• [Directions for this task]
Wherever the word "scope" appears in a line, extract that line.

• [Rows]

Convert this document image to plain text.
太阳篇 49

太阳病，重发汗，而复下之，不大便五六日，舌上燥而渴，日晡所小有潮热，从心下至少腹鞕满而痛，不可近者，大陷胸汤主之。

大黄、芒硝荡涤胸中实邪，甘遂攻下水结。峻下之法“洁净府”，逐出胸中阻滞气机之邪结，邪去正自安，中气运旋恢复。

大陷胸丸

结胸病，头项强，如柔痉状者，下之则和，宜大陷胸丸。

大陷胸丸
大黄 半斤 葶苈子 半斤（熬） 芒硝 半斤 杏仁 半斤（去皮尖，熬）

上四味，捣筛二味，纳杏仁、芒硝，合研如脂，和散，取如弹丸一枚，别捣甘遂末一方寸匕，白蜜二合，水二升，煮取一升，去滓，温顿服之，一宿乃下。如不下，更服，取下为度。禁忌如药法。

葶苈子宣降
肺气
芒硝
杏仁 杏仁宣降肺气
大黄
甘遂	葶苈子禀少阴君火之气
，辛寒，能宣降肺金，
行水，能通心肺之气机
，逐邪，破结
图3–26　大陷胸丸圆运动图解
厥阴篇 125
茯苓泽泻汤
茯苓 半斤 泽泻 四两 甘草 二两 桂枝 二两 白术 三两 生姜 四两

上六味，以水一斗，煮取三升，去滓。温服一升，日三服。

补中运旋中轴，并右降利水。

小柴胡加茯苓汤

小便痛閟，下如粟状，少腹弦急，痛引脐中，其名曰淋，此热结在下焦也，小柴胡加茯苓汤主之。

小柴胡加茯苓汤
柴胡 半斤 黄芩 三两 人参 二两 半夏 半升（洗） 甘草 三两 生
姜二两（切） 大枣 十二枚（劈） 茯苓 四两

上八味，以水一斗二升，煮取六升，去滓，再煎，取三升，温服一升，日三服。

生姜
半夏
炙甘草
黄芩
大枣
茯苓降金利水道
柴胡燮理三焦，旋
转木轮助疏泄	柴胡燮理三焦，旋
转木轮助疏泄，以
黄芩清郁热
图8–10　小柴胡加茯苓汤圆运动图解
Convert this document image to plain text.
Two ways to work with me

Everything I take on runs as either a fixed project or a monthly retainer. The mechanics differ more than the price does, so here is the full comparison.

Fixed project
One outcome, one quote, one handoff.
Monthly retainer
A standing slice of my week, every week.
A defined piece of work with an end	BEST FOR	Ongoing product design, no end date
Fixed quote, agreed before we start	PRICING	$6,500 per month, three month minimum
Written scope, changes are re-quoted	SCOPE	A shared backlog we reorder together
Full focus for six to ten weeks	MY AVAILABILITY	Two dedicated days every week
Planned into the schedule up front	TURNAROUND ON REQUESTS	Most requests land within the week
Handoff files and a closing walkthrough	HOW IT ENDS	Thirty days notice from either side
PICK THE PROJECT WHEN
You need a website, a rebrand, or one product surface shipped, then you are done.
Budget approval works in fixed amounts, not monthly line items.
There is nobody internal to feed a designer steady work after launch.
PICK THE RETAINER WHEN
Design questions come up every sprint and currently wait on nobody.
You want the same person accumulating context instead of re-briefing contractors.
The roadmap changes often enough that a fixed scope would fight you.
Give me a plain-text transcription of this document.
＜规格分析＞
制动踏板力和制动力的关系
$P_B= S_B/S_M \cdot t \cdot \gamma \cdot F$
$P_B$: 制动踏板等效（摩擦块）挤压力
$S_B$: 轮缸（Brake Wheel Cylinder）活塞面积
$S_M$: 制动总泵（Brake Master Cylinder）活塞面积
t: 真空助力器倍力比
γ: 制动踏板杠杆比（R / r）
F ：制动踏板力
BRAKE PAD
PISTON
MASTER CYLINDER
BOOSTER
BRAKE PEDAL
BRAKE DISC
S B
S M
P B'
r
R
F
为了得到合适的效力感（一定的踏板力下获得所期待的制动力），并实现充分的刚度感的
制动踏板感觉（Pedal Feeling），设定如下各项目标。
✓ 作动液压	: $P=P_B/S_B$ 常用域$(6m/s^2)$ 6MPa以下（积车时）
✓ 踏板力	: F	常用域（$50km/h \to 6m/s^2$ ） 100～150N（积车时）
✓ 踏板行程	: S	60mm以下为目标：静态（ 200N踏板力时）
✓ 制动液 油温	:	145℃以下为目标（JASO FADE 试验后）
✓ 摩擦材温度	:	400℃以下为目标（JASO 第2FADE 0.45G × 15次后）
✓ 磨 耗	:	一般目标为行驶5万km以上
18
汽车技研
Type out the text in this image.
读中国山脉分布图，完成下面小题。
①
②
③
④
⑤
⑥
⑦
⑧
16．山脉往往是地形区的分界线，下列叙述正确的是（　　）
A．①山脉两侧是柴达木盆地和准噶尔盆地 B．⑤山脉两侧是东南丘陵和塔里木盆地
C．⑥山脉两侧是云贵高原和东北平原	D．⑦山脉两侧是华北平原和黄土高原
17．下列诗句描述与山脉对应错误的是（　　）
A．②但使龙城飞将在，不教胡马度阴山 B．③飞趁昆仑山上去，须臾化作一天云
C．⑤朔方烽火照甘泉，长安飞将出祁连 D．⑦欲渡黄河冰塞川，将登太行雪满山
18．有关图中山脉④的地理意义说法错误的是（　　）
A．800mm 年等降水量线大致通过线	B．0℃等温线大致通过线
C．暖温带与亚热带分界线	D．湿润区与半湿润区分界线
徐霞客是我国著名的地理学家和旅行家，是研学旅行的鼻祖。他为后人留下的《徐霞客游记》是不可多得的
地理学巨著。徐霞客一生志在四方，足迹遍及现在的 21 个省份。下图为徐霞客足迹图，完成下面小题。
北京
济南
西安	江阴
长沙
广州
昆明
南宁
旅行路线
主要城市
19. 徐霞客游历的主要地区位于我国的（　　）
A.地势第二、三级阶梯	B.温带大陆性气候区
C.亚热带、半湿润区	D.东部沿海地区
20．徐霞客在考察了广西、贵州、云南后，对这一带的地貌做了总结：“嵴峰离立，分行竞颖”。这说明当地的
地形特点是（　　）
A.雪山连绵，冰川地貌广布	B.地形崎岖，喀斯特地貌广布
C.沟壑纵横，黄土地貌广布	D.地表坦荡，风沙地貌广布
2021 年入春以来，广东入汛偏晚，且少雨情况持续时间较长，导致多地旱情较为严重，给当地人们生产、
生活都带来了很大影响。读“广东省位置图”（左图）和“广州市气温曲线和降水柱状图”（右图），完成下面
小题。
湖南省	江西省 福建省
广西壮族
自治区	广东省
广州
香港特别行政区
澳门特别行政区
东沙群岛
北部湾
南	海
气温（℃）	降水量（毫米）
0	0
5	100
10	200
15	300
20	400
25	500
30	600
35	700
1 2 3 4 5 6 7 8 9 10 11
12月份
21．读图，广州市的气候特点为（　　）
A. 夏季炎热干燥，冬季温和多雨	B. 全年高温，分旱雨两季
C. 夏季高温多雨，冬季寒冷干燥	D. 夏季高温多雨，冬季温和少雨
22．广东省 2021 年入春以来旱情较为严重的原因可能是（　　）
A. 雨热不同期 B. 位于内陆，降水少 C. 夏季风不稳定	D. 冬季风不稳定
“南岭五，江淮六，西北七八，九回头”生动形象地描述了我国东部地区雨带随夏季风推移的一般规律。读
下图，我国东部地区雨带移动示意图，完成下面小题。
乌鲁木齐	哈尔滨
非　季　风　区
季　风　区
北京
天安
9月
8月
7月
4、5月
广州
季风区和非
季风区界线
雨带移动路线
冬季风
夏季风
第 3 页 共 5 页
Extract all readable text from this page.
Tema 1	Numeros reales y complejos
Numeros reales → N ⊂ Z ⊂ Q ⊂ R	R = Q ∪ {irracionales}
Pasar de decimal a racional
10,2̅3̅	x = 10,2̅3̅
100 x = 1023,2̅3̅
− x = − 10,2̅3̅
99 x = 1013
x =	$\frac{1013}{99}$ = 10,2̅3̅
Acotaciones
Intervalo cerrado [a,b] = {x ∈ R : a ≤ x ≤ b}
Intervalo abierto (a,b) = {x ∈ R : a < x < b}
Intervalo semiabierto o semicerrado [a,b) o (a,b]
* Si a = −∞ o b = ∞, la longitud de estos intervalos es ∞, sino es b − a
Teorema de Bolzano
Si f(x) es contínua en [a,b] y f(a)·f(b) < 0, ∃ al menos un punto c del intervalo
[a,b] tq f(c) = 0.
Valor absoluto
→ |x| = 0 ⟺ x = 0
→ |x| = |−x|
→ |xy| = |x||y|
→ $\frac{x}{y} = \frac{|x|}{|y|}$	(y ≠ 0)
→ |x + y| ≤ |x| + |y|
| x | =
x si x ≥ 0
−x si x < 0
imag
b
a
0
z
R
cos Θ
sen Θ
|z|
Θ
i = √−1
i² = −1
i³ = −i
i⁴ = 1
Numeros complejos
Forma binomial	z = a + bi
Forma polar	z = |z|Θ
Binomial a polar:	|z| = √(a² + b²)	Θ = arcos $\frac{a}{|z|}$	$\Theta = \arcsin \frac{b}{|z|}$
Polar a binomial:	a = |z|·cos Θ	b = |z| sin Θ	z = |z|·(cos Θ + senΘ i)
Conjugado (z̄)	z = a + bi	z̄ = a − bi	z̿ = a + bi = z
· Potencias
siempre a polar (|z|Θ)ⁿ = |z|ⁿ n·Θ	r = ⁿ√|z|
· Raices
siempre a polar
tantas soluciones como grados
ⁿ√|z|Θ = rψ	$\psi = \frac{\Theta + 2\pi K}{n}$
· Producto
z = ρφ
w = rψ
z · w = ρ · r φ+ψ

• [Solution to this task]
Written scope, changes are re-quoted	SCOPE	A shared backlog we reorder together
The roadmap changes often enough that a fixed scope would fight you.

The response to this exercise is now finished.